抜粋 »
-------------------------
人事は社内マーケティング?

人事は社内マーケティングである。よく耳にする考え方であり、確かに社員を顧客と見たてればマーケティングと思えることは多々あります。実はその昔、私も一理あると自らもそのように語っていた時期がありました。ただ最近はその似て非なる部分について、きちんと意識しておかないと、マーケティング的な視点でよかれと思った取組みが、実は想定外に人や組織にネガティブな影響を与える、もしくはダメージの蓄積をもたらすことがあると慎重に考えるようになってきました。

人事の世界での昨今の潮流は、特にベンチャー的な企業を中心に、良いと思ったことはどんどんトライアンドエラーで取組み、ダメだったらすぐにとりやめ、また新たなトライを行うとのスタンスで人事施策を展開されている会社が増えているように感じます。まさしくマーケティング的な側面から捉えれば、とても理に叶った適切な施策展開と思います。私自身、このような取組みにはいつも刺激を受けていますし、このようなダイナミックで柔軟な発想が出てこない自分自身に危機感を持つことすら多々あります。

ただこのようなスタンスも、時にプラスの側面だけでなくマイナスの影響も加味する必要があるようです。実はこのように感じた背景は、あるベンチャー企業の若手社員と話したときに由来します。その若手が所属する会社では従来から社内コミュニケーションを活性化する取組みに積極的であり、公私問わず様々なイベントが企画され、それを促すための人事制度も整っていました。私もよくメディアを通じてそのことを目のあたりにしており、いつも敬意を表していました。にもかかわらず、その若手社員はそれをあまりポジティブに捉えていなかったのです。その社員のコメントはこうでした。「会社は目新しいことをやれば社員が喜ぶと思っている。当初はうれしかったけど、今はただのウケ狙いにしか思えない」かなり辛辣な言葉でしたので驚きましたが、この時、私は人事がマーケティング的な視点に立脚した際に生じる反作用の怖さを改めて感じたのでした。
-------------------------
データ »

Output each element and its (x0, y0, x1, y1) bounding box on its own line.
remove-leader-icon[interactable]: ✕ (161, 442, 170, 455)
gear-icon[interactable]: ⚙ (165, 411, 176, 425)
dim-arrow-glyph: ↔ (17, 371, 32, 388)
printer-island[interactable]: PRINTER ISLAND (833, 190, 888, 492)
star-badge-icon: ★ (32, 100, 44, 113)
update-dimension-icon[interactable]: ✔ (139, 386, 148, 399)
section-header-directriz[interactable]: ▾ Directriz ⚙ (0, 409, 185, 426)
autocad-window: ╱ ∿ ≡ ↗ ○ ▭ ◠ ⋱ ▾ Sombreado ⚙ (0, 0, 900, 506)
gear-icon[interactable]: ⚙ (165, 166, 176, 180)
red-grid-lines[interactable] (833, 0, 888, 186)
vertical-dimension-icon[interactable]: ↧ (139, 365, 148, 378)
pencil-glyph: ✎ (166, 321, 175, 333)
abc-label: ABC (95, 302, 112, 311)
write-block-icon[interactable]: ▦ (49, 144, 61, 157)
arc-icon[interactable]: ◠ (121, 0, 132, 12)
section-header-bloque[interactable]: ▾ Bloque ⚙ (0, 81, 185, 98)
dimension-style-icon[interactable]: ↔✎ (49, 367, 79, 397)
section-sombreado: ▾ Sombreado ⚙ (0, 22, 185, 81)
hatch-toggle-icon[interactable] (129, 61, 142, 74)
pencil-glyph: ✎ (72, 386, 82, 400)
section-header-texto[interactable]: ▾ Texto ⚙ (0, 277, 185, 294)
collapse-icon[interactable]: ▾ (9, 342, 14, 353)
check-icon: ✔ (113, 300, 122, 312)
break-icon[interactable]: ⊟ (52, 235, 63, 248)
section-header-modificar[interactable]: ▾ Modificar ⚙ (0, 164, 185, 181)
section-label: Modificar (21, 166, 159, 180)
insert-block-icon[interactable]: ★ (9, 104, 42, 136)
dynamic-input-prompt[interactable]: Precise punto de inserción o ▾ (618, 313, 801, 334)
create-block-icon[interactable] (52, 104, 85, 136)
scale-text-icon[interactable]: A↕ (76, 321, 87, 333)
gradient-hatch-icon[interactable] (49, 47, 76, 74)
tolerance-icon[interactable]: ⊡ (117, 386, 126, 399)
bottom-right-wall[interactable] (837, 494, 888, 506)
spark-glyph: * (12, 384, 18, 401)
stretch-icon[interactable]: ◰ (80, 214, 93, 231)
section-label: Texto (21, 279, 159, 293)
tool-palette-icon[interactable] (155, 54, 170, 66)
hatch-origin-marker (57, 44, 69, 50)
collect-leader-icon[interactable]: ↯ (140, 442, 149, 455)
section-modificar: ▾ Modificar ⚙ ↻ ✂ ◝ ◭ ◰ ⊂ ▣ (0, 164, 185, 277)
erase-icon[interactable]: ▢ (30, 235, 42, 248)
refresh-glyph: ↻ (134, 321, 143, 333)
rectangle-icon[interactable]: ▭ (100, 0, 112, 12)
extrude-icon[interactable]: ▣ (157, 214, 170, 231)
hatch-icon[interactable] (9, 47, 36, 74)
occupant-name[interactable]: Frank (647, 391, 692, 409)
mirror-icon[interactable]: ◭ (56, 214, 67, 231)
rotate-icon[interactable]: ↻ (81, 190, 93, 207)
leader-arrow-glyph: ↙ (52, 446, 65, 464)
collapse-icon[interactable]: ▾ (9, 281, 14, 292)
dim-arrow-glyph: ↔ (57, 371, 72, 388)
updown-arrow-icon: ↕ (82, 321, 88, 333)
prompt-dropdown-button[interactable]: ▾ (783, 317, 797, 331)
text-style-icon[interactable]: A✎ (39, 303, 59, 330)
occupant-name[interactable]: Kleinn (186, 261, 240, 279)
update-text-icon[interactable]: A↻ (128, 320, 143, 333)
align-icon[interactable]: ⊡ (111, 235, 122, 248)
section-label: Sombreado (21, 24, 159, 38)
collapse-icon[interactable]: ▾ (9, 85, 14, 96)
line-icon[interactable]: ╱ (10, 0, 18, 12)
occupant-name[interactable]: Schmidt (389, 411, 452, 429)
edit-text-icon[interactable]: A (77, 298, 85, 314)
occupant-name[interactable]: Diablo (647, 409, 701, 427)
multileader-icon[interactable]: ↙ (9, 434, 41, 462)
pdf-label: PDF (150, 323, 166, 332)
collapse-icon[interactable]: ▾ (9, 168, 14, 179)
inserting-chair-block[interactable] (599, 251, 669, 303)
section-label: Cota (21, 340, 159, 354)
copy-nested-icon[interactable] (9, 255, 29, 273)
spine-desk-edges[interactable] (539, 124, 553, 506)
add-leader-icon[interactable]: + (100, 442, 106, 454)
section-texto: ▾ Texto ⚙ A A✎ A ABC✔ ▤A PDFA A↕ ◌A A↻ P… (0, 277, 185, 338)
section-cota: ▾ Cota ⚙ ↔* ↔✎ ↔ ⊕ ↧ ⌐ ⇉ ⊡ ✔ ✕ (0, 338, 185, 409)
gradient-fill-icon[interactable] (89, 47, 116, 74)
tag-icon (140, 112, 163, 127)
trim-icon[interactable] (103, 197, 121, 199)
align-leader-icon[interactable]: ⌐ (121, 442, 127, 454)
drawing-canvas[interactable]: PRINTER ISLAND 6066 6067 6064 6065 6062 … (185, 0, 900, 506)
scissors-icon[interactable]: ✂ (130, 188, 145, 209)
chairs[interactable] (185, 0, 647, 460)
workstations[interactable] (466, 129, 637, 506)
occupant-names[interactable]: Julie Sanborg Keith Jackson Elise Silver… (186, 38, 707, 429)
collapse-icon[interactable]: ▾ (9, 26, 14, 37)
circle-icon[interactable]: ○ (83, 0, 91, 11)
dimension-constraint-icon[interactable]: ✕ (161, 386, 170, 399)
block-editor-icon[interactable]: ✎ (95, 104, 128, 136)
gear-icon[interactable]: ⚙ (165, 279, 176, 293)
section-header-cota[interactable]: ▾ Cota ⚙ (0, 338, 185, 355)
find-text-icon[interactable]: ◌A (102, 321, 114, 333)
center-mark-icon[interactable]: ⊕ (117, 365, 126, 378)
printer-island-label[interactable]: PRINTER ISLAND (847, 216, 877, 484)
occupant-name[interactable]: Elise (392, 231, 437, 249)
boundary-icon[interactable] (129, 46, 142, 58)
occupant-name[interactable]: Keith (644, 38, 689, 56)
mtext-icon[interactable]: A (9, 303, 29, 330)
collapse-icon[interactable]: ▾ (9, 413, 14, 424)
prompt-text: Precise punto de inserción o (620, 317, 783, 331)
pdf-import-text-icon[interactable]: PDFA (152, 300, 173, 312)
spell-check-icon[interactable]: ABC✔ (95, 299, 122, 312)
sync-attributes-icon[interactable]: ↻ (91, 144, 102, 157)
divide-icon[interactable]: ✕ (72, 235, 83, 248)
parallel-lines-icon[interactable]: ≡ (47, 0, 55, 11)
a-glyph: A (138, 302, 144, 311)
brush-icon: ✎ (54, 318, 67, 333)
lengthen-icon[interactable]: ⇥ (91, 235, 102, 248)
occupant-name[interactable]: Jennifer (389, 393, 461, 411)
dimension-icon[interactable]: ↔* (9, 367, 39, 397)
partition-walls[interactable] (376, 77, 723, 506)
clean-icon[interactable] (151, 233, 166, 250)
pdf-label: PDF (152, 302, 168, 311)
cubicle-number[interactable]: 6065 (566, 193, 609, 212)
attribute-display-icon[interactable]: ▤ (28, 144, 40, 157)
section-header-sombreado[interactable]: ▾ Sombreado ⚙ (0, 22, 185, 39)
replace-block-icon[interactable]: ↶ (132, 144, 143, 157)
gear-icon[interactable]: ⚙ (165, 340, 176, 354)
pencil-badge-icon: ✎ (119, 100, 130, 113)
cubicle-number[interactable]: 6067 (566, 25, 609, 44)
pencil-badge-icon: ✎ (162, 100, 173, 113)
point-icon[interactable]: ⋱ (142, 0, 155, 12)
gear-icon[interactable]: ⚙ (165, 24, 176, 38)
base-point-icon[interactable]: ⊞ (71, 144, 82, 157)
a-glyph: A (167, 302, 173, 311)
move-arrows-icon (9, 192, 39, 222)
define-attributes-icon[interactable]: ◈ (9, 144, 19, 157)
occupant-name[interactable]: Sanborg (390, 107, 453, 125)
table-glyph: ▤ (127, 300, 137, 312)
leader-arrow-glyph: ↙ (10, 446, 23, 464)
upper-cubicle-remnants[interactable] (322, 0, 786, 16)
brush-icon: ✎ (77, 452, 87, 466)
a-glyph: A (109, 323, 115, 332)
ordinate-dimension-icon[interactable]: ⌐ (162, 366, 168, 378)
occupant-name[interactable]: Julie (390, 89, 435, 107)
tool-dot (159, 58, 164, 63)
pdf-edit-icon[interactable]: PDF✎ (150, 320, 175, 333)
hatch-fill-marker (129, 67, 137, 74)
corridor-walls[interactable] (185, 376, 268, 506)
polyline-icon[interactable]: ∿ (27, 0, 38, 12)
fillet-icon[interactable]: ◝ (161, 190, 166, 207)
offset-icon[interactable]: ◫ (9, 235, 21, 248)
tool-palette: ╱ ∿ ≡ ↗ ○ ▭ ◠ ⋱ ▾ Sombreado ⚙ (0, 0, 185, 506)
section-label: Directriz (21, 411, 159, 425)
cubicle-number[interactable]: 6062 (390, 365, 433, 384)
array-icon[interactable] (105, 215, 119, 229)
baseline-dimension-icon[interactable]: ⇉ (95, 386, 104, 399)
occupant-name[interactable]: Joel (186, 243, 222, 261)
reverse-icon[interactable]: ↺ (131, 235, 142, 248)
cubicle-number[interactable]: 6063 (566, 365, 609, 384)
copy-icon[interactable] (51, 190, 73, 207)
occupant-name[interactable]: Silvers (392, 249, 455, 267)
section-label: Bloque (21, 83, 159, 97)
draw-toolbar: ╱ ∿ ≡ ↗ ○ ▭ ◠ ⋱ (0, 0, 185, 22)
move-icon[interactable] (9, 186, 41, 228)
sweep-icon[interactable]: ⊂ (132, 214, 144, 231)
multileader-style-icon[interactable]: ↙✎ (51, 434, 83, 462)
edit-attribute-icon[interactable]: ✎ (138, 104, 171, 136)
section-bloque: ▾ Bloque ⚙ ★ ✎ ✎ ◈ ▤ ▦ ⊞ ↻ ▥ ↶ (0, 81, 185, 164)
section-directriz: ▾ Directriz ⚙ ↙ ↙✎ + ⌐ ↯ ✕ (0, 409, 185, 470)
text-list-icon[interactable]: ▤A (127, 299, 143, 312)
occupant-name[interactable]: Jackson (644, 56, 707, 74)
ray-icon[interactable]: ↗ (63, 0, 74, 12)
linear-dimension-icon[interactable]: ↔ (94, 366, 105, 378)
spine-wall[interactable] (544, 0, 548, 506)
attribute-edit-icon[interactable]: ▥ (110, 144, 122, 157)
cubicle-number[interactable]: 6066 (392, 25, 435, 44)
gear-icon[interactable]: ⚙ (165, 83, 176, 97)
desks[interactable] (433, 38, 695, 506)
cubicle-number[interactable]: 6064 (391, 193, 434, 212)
-------------------------
取り組む課題 »
**A)** 抜粋について、次の問いに答えよ。
(i) 筆者が最近、想定外に人や組織にネガティブな影響を与えることがあると考えるようになったのは、どのような取組みか。
(ii) トライアンドエラーで人事施策を展開する会社は、特にどのような企業を中心に増えていると述べられているか。
(iii) 若手社員は、会社の取組みを当初どう感じ、今はどう思っていると語ったか。
**B)** 抜粋の「人事は社内マーケティングであ」から「怖さを改めて感じたのでした。」までを、「若手社員」を「新入社員」に差し替えて書いてください。

解答例 »
**A)**
(i) マーケティング的な視点でよかれと思った取組み。
(ii) ベンチャー的な企業。
(iii) 当初はうれしかったが、今はただのウケ狙いにしか思えない。

**B)**
人事は社内マーケティングである。よく耳にする考え方であり、確かに社員を顧客と見たてればマーケティングと思えることは多々あります。実はその昔、私も一理あると自らもそのように語っていた時期がありました。ただ最近はその似て非なる部分について、きちんと意識しておかないと、マーケティング的な視点でよかれと思った取組みが、実は想定外に人や組織にネガティブな影響を与える、もしくはダメージの蓄積をもたらすことがあると慎重に考えるようになってきました。

人事の世界での昨今の潮流は、特にベンチャー的な企業を中心に、良いと思ったことはどんどんトライアンドエラーで取組み、ダメだったらすぐにとりやめ、また新たなトライを行うとのスタンスで人事施策を展開されている会社が増えているように感じます。まさしくマーケティング的な側面から捉えれば、とても理に叶った適切な施策展開と思います。私自身、このような取組みにはいつも刺激を受けていますし、このようなダイナミックで柔軟な発想が出てこない自分自身に危機感を持つことすら多々あります。

ただこのようなスタンスも、時にプラスの側面だけでなくマイナスの影響も加味する必要があるようです。実はこのように感じた背景は、あるベンチャー企業の新入社員と話したときに由来します。その若手が所属する会社では従来から社内コミュニケーションを活性化する取組みに積極的であり、公私問わず様々なイベントが企画され、それを促すための人事制度も整っていました。私もよくメディアを通じてそのことを目のあたりにしており、いつも敬意を表していました。にもかかわらず、その新入社員はそれをあまりポジティブに捉えていなかったのです。その社員のコメントはこうでした。「会社は目新しいことをやれば社員が喜ぶと思っている。当初はうれしかったけど、今はただのウケ狙いにしか思えない」かなり辛辣な言葉でしたので驚きましたが、この時、私は人事がマーケティング的な視点に立脚した際に生じる反作用の怖さを改めて感じたのでした。